───── Source extract ─────
Live album by The Unthanks
- Released: 15 May 2020
- Recorded: April/May 2019
- Venues: Belfast, Bellaghy, Brighton, Dublin, Durham, London and Newcastle upon Tyne
- Genres: Folk, a cappella
- Label: Rabble Rouser Music
- Producer: Adrian McNally

The Unthanks chronology
| Lines (2019) | Live and Unaccompanied (2020) | Sorrows Away (2022) |

= Live and Unaccompanied =

Live and Unaccompanied is an a cappella album by English folk group the Unthanks, recorded live at various venues in the UK and Ireland in April and May 2019 and released in March 2020. It consists of 13 songs, sung by Rachel and Becky Unthank and Niopha Keegan without the accompaniment of other members of the Unthanks band. The audio CD is also packaged in a "Special film edition" which includes a film on DVD, As We Go, by Ainslie Henderson (who is the partner of band member Becky Unthank), about the Unthanks' life on the road.

The album is designated Vol. 5 in the Unthanks' Diversions series and follows on from Vol. 1 (The Songs of Robert Wyatt and Antony & the Johnsons), released in November 2011, Vol. 2 (The Unthanks with Brighouse and Rastrick Brass Band), released in July 2012, Vol. 3 (Songs from the Shipyards), released in November 2012 and Vol. 4 (The Songs and Poems of Molly Drake), released in May 2017.
─────
Set problem a » Reproduce the dataset records verbatim, from the start of the records down to and including the line containing "legend-swatch-weekday xyxy=(70,468,90,481)".
───── Items ─────
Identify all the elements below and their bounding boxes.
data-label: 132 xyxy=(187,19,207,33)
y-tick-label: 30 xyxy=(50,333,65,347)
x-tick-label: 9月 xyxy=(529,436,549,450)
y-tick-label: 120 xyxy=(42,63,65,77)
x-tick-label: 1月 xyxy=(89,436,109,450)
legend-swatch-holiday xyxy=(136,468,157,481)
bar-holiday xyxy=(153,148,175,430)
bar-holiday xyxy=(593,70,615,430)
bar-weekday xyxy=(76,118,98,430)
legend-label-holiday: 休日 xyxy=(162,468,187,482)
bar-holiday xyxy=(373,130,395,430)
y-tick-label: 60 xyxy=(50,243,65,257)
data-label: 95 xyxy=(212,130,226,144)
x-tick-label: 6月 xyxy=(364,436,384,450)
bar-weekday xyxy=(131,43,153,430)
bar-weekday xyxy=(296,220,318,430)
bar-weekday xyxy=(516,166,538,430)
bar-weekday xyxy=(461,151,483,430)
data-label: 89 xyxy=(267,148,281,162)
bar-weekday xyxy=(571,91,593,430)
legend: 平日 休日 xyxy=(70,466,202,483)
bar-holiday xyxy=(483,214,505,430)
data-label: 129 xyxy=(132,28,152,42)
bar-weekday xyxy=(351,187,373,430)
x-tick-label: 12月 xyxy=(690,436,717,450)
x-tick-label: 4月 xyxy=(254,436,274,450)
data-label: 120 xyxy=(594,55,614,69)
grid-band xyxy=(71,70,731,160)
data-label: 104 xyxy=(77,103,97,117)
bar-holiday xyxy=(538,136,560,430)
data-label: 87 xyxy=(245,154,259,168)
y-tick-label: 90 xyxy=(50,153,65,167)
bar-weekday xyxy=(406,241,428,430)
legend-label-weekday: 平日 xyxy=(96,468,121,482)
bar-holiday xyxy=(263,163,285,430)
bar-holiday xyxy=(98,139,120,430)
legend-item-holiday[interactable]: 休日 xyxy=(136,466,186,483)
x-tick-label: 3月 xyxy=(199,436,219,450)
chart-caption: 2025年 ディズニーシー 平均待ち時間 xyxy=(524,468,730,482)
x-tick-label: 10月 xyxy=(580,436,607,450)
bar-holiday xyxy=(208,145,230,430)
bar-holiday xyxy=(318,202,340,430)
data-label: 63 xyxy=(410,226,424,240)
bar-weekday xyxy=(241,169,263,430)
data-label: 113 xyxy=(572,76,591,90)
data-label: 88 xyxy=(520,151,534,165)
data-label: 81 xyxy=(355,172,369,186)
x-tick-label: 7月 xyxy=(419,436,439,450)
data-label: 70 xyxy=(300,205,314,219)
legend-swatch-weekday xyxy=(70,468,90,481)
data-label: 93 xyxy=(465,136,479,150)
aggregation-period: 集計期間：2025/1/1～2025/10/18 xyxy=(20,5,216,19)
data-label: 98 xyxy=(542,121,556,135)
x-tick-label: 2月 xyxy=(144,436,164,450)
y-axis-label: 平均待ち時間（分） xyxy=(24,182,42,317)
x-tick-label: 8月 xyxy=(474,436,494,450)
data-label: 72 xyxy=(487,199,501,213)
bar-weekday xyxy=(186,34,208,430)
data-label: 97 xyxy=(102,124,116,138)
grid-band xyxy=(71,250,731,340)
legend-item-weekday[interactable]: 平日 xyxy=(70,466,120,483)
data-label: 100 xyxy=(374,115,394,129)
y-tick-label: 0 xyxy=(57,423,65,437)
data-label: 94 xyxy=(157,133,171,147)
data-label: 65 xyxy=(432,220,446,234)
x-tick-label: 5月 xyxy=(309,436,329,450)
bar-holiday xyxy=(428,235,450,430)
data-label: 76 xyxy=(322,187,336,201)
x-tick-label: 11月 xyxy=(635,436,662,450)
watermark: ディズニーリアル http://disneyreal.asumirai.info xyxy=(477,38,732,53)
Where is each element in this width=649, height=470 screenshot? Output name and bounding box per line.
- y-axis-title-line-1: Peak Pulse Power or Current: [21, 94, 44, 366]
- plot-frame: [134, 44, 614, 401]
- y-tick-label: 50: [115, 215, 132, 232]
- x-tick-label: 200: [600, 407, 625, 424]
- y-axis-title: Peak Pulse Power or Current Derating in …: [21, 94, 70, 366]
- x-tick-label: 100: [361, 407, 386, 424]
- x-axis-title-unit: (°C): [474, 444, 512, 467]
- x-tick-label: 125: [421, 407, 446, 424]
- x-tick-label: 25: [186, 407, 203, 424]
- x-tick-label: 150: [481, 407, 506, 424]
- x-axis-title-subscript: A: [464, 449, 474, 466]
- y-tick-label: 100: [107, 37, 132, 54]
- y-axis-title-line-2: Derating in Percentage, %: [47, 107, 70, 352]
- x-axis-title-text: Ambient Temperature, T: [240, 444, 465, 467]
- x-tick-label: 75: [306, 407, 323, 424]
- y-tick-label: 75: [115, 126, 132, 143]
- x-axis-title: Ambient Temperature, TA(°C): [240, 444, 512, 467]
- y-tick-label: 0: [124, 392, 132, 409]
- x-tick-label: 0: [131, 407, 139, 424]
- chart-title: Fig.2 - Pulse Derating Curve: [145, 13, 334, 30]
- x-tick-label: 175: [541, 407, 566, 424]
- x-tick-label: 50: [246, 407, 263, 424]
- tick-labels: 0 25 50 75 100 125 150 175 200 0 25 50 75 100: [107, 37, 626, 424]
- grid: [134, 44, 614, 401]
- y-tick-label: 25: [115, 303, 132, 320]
─────
Set problem b »
Answer these questions from the text on the Unthanks' Live and Unaccompanied, one line each:
(i) On which label was the album released?
(ii) How many songs does the album consist of?
(iii) Which volume number does the album carry in the Diversions series?

Worked solution a »
Identify all the elements below and their bounding boxes.
data-label: 132 xyxy=(187,19,207,33)
y-tick-label: 30 xyxy=(50,333,65,347)
x-tick-label: 9月 xyxy=(529,436,549,450)
y-tick-label: 120 xyxy=(42,63,65,77)
x-tick-label: 1月 xyxy=(89,436,109,450)
legend-swatch-holiday xyxy=(136,468,157,481)
bar-holiday xyxy=(153,148,175,430)
bar-holiday xyxy=(593,70,615,430)
bar-weekday xyxy=(76,118,98,430)
legend-label-holiday: 休日 xyxy=(162,468,187,482)
bar-holiday xyxy=(373,130,395,430)
y-tick-label: 60 xyxy=(50,243,65,257)
data-label: 95 xyxy=(212,130,226,144)
x-tick-label: 6月 xyxy=(364,436,384,450)
bar-weekday xyxy=(131,43,153,430)
bar-weekday xyxy=(296,220,318,430)
bar-weekday xyxy=(516,166,538,430)
bar-weekday xyxy=(461,151,483,430)
data-label: 89 xyxy=(267,148,281,162)
bar-weekday xyxy=(571,91,593,430)
legend: 平日 休日 xyxy=(70,466,202,483)
bar-holiday xyxy=(483,214,505,430)
data-label: 129 xyxy=(132,28,152,42)
bar-weekday xyxy=(351,187,373,430)
x-tick-label: 12月 xyxy=(690,436,717,450)
x-tick-label: 4月 xyxy=(254,436,274,450)
data-label: 120 xyxy=(594,55,614,69)
grid-band xyxy=(71,70,731,160)
data-label: 104 xyxy=(77,103,97,117)
bar-holiday xyxy=(538,136,560,430)
data-label: 87 xyxy=(245,154,259,168)
y-tick-label: 90 xyxy=(50,153,65,167)
bar-weekday xyxy=(406,241,428,430)
legend-label-weekday: 平日 xyxy=(96,468,121,482)
bar-holiday xyxy=(263,163,285,430)
bar-holiday xyxy=(98,139,120,430)
legend-item-holiday[interactable]: 休日 xyxy=(136,466,186,483)
x-tick-label: 3月 xyxy=(199,436,219,450)
chart-caption: 2025年 ディズニーシー 平均待ち時間 xyxy=(524,468,730,482)
x-tick-label: 10月 xyxy=(580,436,607,450)
bar-holiday xyxy=(208,145,230,430)
bar-holiday xyxy=(318,202,340,430)
data-label: 63 xyxy=(410,226,424,240)
bar-weekday xyxy=(241,169,263,430)
data-label: 113 xyxy=(572,76,591,90)
data-label: 88 xyxy=(520,151,534,165)
data-label: 81 xyxy=(355,172,369,186)
x-tick-label: 7月 xyxy=(419,436,439,450)
data-label: 70 xyxy=(300,205,314,219)
legend-swatch-weekday xyxy=(70,468,90,481)

Worked solution b »
(i) Rabble Rouser Music
(ii) 13
(iii) Vol. 5